#### [The input]
%%

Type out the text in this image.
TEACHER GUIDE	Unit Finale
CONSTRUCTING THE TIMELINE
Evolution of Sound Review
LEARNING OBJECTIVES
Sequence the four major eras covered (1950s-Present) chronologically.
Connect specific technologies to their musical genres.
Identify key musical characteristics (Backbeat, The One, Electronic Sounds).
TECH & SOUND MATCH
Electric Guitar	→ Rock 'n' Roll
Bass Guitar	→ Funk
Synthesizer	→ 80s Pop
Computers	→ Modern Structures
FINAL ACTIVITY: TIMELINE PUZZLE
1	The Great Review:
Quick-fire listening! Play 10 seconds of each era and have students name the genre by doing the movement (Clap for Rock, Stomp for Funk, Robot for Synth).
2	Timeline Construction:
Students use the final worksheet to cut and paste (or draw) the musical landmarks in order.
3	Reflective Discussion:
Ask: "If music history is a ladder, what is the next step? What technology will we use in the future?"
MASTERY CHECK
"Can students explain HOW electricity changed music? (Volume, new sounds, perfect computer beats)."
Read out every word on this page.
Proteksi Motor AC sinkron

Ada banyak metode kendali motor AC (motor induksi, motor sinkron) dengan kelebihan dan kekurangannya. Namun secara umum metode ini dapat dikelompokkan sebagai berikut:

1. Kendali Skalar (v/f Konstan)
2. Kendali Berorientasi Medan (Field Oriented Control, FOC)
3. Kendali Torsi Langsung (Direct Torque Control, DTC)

%%

Restate the whole of the material exactly.

Type out the text in this image.
TEACHER GUIDE	Unit Finale
CONSTRUCTING THE TIMELINE
Evolution of Sound Review
LEARNING OBJECTIVES
Sequence the four major eras covered (1950s-Present) chronologically.
Connect specific technologies to their musical genres.
Identify key musical characteristics (Backbeat, The One, Electronic Sounds).
TECH & SOUND MATCH
Electric Guitar	→ Rock 'n' Roll
Bass Guitar	→ Funk
Synthesizer	→ 80s Pop
Computers	→ Modern Structures
FINAL ACTIVITY: TIMELINE PUZZLE
1	The Great Review:
Quick-fire listening! Play 10 seconds of each era and have students name the genre by doing the movement (Clap for Rock, Stomp for Funk, Robot for Synth).
2	Timeline Construction:
Students use the final worksheet to cut and paste (or draw) the musical landmarks in order.
3	Reflective Discussion:
Ask: "If music history is a ladder, what is the next step? What technology will we use in the future?"
MASTERY CHECK
"Can students explain HOW electricity changed music? (Volume, new sounds, perfect computer beats)."
Read out every word on this page.
Proteksi Motor AC sinkron

Ada banyak metode kendali motor AC (motor induksi, motor sinkron) dengan kelebihan dan kekurangannya. Namun secara umum metode ini dapat dikelompokkan sebagai berikut:

1. Kendali Skalar (v/f Konstan)
2. Kendali Berorientasi Medan (Field Oriented Control, FOC)
3. Kendali Torsi Langsung (Direct Torque Control, DTC)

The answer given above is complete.